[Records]
────────────────

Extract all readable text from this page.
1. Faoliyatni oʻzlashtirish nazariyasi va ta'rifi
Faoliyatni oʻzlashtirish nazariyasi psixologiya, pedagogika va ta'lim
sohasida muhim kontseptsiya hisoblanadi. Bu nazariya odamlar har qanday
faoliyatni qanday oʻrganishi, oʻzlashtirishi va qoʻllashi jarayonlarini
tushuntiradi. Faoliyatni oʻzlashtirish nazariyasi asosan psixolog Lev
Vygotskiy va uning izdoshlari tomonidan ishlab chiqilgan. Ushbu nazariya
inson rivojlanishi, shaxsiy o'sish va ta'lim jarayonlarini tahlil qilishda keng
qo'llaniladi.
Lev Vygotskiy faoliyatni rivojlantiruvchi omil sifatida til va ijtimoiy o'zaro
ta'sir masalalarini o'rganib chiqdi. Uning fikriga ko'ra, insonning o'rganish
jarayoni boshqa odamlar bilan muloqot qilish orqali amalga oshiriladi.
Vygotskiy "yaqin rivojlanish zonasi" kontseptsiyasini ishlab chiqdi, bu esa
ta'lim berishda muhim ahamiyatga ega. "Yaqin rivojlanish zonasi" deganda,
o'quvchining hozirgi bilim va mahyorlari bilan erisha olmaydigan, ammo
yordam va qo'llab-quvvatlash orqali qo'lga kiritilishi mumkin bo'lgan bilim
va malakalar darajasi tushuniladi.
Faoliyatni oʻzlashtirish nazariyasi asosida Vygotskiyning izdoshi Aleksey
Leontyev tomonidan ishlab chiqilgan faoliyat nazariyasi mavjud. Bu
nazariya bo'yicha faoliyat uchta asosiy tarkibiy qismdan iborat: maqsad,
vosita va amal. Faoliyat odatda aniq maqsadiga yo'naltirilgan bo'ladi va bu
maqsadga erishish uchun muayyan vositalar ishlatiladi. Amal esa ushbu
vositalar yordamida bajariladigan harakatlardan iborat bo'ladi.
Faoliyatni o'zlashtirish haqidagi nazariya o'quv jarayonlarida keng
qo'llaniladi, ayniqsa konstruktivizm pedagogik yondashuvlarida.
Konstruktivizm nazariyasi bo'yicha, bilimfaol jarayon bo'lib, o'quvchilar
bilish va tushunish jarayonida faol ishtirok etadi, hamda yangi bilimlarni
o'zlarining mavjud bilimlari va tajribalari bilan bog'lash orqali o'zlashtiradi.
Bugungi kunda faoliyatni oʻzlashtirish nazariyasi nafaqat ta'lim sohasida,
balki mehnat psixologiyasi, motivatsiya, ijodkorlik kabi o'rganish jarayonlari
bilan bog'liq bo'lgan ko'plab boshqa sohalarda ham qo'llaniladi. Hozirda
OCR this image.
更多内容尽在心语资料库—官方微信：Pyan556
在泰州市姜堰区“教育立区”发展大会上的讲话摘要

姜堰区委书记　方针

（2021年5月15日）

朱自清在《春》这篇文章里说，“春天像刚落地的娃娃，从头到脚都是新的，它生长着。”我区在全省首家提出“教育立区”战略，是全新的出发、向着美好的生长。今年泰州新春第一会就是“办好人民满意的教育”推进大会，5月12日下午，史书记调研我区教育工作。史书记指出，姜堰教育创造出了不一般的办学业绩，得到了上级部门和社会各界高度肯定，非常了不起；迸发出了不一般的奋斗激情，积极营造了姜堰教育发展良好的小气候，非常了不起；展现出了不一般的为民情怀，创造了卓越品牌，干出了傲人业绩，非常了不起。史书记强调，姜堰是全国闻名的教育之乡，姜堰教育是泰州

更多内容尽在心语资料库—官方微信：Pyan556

────────────────

> Directions: Quote only the lines from the line containing "OCR this image." through the end of the entries, keeping the first and the last.

> Completed task:
OCR this image.
更多内容尽在心语资料库—官方微信：Pyan556
在泰州市姜堰区“教育立区”发展大会上的讲话摘要

姜堰区委书记　方针

（2021年5月15日）

朱自清在《春》这篇文章里说，“春天像刚落地的娃娃，从头到脚都是新的，它生长着。”我区在全省首家提出“教育立区”战略，是全新的出发、向着美好的生长。今年泰州新春第一会就是“办好人民满意的教育”推进大会，5月12日下午，史书记调研我区教育工作。史书记指出，姜堰教育创造出了不一般的办学业绩，得到了上级部门和社会各界高度肯定，非常了不起；迸发出了不一般的奋斗激情，积极营造了姜堰教育发展良好的小气候，非常了不起；展现出了不一般的为民情怀，创造了卓越品牌，干出了傲人业绩，非常了不起。史书记强调，姜堰是全国闻名的教育之乡，姜堰教育是泰州

更多内容尽在心语资料库—官方微信：Pyan556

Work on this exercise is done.